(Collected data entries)
· · ·

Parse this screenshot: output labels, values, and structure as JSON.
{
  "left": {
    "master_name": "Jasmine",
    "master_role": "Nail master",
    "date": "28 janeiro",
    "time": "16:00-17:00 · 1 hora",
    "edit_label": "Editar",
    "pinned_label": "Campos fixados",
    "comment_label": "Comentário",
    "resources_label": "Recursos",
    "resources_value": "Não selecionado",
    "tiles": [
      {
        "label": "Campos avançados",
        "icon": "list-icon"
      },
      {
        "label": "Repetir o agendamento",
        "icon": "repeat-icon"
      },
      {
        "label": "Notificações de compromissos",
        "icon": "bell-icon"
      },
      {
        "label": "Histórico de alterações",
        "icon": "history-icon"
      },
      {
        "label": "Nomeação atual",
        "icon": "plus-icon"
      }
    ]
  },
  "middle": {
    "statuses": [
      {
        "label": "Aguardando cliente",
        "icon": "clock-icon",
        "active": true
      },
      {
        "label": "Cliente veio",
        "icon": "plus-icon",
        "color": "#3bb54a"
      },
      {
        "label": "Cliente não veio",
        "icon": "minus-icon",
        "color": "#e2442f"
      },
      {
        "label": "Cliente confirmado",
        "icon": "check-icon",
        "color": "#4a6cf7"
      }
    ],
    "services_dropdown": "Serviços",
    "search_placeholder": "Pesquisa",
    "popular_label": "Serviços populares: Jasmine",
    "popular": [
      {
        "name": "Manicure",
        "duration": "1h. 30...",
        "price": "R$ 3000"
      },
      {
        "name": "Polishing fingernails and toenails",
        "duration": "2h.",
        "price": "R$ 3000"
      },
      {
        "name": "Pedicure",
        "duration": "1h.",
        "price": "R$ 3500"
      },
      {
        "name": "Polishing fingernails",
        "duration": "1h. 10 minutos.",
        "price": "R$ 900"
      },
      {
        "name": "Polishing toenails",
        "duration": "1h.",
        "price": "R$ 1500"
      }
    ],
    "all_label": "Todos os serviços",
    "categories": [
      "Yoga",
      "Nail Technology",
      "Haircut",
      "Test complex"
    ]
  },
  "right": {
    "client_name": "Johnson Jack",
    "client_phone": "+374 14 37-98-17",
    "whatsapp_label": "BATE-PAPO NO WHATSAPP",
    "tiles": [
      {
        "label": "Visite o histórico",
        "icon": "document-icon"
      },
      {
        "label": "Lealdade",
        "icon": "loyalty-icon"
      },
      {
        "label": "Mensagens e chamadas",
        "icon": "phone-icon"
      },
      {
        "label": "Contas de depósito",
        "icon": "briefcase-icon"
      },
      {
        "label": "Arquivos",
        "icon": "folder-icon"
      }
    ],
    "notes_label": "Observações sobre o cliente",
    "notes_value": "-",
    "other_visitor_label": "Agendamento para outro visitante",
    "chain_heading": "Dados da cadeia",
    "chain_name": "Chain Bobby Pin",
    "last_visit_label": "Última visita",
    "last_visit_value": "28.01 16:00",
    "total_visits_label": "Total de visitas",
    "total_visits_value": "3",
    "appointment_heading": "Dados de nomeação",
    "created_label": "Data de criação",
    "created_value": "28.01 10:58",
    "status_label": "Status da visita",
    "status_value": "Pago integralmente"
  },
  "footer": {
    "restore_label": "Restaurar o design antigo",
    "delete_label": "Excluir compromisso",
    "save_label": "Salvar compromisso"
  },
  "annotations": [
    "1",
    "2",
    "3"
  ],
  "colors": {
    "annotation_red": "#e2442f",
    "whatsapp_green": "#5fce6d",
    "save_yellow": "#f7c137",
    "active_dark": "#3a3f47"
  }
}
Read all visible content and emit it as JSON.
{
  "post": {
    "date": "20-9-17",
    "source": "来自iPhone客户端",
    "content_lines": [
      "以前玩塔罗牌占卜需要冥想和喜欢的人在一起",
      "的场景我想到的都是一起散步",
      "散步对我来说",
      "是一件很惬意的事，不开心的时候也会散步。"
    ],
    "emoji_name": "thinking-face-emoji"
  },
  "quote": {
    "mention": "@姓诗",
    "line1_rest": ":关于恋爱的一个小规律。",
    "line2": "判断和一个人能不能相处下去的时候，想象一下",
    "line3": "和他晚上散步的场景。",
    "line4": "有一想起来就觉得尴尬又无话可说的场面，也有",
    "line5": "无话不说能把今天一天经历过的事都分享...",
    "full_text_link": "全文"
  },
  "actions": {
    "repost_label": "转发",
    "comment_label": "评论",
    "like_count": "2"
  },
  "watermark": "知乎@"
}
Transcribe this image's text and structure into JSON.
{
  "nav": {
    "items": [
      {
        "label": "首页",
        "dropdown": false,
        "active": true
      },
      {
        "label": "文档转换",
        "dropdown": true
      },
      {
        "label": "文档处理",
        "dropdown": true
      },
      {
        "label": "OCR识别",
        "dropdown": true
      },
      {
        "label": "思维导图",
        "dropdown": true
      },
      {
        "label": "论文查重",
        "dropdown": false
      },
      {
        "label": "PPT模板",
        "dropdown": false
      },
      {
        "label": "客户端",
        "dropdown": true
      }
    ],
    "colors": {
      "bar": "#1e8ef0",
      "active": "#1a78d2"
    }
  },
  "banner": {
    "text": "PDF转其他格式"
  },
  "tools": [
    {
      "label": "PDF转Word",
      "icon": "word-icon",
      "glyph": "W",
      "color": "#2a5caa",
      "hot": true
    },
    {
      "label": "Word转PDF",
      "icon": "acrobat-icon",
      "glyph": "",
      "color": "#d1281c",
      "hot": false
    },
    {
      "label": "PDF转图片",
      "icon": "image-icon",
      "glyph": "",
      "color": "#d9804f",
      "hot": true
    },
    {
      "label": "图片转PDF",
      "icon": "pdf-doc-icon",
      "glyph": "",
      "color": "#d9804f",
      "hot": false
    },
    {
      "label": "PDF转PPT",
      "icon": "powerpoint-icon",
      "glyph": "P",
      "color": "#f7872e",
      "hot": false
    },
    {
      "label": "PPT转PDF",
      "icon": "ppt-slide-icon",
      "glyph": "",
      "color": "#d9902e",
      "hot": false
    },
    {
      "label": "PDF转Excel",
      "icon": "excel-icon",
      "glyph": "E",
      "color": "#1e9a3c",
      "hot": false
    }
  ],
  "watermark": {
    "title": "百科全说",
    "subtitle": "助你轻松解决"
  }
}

· · ·

§ Short task:
Locate the word "Jasmine" in the data above. Copy every line carrying it.

§ Task result:
    "master_name": "Jasmine",
    "popular_label": "Serviços populares: Jasmine",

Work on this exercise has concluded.